- [What this task involves]:
In the listing below, identify each line with the word "JSON" and return those lines.
-------
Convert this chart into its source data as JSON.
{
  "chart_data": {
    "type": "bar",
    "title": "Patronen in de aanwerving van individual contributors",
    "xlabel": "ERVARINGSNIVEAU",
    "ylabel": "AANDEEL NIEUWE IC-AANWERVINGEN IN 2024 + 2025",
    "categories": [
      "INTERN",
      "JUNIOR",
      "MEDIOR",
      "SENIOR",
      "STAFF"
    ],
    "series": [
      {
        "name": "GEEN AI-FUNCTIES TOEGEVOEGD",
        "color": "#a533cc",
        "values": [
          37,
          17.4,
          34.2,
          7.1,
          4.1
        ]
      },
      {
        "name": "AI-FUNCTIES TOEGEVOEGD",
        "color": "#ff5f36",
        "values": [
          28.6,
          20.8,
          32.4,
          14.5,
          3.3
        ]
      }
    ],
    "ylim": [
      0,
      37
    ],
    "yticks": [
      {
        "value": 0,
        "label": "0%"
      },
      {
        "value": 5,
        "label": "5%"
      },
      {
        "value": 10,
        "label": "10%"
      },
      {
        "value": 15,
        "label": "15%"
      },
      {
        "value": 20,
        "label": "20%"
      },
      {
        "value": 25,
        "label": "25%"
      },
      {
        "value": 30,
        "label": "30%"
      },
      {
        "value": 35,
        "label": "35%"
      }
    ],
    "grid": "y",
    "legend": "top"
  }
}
-------
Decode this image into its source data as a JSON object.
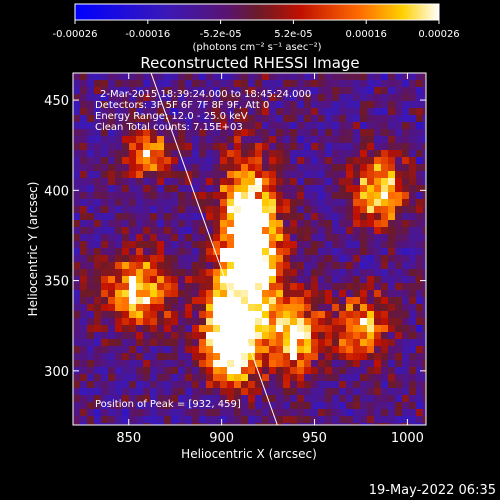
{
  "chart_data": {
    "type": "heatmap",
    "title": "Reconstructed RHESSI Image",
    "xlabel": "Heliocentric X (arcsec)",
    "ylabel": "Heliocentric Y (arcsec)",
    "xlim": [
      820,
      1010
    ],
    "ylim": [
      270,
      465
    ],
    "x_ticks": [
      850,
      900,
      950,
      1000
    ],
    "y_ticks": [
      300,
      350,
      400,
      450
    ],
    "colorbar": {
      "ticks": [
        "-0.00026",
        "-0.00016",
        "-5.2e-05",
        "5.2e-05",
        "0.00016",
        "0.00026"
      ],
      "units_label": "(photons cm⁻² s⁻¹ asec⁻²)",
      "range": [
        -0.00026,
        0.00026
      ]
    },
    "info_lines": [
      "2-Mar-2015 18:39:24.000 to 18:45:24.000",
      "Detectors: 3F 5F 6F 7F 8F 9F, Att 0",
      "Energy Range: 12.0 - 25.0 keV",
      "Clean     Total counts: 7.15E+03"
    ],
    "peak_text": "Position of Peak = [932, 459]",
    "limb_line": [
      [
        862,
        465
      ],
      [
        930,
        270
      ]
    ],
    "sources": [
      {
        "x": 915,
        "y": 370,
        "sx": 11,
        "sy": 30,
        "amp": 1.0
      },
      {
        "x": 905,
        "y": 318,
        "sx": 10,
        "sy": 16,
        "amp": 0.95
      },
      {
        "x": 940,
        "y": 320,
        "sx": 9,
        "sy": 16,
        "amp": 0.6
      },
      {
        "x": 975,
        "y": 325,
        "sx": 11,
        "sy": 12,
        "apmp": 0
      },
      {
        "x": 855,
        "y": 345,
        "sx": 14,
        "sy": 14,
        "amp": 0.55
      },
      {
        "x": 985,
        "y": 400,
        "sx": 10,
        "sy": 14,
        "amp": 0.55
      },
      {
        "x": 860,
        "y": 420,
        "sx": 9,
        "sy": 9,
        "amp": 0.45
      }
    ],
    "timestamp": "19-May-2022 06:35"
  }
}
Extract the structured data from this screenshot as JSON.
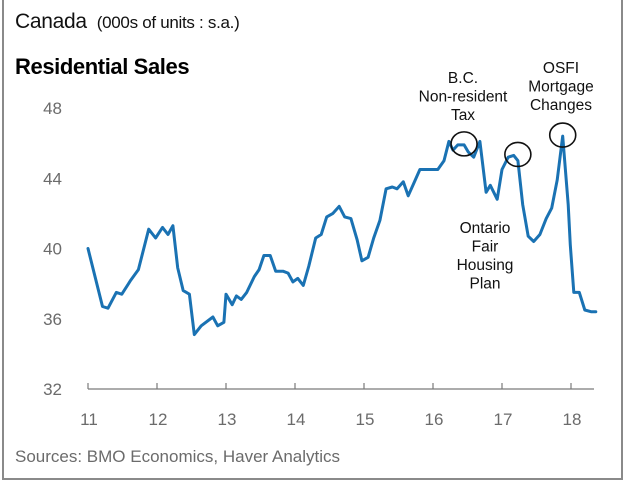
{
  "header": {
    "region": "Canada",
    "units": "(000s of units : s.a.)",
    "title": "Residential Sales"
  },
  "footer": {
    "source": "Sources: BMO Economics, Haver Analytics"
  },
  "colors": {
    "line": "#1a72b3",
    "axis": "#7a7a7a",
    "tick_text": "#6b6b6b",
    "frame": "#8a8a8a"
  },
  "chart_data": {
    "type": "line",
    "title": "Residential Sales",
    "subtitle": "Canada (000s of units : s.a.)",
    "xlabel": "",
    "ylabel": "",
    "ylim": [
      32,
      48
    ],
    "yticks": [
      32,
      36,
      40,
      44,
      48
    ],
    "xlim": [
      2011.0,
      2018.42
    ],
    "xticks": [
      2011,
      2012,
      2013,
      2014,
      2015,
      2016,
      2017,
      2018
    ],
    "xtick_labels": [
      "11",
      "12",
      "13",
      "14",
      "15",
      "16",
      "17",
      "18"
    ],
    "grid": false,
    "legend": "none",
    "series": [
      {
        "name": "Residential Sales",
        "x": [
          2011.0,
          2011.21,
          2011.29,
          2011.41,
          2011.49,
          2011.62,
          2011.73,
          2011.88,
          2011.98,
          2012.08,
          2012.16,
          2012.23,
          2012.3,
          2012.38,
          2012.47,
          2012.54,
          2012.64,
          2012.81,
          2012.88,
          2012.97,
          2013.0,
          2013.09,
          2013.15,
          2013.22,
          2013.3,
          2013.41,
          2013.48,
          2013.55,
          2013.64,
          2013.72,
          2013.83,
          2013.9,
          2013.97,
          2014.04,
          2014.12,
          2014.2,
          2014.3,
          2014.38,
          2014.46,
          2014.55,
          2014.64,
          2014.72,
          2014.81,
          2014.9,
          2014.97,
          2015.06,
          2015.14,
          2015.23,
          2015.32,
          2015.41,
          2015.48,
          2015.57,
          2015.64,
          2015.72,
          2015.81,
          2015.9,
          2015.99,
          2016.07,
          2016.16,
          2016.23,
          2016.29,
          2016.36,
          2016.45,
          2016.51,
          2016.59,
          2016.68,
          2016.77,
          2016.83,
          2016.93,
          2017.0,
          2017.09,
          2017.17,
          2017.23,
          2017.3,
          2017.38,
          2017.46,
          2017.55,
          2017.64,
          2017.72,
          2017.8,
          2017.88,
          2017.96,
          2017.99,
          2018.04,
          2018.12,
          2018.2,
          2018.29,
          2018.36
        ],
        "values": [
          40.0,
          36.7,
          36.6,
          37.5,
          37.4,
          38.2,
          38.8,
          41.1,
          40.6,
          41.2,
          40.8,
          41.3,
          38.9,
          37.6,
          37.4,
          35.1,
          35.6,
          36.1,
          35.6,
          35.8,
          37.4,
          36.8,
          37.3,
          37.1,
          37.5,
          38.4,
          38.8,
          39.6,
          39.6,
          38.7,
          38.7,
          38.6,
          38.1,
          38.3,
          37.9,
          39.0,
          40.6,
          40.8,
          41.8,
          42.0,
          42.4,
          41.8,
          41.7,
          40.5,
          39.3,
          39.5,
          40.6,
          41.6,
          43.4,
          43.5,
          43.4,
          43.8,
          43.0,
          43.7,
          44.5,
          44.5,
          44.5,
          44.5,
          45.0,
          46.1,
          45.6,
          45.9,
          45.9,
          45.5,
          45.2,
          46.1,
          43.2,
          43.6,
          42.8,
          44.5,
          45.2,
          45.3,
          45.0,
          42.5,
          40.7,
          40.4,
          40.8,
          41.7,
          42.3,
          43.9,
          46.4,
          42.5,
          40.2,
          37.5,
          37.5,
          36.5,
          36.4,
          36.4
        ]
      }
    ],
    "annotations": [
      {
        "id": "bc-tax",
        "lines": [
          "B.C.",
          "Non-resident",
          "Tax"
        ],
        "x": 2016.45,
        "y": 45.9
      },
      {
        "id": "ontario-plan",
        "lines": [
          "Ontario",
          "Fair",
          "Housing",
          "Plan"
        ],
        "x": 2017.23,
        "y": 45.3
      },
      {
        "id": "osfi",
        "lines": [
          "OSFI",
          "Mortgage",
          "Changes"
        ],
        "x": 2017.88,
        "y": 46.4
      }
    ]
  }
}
-------
- [Reply]:
Convert this chart into its source data as JSON.
Decode this image into its source data as a JSON object.
Extract the structured data from this screenshot as JSON.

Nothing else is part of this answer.